| What to work on |
How many of the lines below contain "проживающим"? Answer with that number alone.

| Listed records |
++++++++++

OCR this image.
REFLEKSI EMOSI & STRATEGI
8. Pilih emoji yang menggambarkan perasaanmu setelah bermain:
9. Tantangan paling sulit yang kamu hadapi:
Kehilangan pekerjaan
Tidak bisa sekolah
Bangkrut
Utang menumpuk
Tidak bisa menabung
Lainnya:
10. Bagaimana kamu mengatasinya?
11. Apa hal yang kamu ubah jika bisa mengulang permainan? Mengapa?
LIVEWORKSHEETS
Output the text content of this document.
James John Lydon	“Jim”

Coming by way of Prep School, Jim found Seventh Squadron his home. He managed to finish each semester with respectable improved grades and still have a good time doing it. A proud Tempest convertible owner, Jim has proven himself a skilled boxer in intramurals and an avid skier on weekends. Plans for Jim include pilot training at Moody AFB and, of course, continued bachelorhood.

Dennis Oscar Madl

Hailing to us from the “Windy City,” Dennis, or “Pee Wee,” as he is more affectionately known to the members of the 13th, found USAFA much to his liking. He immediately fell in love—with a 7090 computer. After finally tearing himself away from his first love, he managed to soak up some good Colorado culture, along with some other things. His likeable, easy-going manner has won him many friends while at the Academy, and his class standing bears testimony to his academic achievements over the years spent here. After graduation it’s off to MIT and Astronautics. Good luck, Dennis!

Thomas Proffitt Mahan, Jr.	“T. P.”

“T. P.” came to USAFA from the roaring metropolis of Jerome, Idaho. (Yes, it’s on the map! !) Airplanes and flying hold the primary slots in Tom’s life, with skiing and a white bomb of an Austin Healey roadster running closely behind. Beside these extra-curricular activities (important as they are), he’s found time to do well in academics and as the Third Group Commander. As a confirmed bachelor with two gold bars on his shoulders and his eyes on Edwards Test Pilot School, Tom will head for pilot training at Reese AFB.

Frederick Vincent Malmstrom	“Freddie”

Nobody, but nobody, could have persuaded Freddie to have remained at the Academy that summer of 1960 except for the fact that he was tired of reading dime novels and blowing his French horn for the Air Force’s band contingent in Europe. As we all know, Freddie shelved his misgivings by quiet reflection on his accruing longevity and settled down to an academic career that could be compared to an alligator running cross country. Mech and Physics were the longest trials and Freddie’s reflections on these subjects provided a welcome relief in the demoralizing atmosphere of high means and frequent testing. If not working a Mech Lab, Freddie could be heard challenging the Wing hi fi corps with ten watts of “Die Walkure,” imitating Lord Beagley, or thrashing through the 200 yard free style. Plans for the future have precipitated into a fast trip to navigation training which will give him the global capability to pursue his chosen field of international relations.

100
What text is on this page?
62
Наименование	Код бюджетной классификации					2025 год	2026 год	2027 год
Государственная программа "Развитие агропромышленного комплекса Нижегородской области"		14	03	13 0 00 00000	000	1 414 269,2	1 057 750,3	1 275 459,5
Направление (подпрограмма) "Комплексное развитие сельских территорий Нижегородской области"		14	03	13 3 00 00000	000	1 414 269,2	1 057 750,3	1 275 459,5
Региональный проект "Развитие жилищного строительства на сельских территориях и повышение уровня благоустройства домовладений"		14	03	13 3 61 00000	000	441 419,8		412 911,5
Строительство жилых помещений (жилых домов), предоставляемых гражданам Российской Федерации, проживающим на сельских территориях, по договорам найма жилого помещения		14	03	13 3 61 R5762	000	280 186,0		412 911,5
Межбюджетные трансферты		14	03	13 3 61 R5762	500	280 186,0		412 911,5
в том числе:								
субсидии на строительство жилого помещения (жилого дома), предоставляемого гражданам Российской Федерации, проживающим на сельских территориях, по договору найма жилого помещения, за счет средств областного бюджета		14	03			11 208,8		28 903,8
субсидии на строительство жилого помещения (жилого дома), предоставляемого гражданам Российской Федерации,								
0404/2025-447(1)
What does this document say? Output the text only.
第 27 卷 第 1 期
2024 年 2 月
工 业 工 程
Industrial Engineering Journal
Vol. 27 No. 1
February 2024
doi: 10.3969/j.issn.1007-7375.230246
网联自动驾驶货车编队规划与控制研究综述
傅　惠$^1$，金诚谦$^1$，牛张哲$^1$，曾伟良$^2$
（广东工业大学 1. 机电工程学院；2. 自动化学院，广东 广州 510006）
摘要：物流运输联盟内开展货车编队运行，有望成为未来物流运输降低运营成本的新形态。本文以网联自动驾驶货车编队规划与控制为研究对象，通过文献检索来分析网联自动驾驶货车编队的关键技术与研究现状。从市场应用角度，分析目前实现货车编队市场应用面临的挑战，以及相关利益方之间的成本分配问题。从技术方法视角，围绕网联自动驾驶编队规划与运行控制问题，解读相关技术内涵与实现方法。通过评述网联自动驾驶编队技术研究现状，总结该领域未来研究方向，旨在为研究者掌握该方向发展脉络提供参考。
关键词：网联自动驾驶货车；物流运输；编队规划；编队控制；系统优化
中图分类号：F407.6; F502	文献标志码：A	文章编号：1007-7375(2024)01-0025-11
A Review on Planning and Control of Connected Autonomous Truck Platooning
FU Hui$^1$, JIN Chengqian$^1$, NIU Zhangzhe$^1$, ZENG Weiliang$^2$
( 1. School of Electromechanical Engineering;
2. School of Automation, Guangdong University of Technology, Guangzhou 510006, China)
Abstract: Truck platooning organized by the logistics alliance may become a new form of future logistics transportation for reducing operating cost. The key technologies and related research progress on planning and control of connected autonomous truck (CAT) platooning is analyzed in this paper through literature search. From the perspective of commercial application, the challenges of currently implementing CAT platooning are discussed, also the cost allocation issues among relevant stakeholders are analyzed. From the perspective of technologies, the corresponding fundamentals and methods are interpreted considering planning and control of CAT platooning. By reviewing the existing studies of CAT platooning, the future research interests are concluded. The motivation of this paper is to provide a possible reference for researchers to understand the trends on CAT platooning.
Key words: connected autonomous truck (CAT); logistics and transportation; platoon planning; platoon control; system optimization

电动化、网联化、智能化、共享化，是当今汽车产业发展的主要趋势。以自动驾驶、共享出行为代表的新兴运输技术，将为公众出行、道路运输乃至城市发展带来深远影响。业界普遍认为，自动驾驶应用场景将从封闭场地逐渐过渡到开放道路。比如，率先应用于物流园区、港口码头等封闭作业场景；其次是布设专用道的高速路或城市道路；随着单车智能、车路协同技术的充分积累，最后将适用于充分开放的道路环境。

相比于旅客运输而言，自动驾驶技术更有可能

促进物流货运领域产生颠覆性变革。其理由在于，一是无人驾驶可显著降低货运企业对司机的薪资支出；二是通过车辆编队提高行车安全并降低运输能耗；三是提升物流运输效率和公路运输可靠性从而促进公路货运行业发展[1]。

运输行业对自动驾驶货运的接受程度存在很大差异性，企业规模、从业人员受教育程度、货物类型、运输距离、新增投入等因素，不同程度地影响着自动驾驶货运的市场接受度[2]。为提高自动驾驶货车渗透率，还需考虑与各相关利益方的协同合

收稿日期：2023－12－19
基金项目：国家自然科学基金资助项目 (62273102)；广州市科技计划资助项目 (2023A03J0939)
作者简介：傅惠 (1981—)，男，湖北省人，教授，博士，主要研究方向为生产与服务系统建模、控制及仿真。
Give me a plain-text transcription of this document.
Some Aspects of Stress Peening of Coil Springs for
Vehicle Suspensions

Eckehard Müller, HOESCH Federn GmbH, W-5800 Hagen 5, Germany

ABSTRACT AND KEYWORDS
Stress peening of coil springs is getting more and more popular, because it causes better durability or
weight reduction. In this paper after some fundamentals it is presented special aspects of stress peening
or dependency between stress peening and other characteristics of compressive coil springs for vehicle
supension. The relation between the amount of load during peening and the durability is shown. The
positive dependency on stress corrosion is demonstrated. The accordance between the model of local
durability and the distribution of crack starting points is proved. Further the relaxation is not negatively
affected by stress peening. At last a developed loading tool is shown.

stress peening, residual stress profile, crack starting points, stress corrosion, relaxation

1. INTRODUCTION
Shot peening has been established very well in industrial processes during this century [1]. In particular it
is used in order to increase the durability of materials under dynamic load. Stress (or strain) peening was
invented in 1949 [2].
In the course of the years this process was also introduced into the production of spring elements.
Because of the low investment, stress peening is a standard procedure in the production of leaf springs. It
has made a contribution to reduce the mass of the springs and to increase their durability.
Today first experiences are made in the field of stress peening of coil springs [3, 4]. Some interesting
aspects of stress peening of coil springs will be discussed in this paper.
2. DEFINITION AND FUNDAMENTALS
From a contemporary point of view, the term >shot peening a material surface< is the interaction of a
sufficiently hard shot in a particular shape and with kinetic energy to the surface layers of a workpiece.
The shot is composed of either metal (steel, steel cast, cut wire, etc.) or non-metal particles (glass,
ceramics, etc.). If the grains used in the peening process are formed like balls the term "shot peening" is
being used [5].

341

++++++++++

| Result for this exercise |
2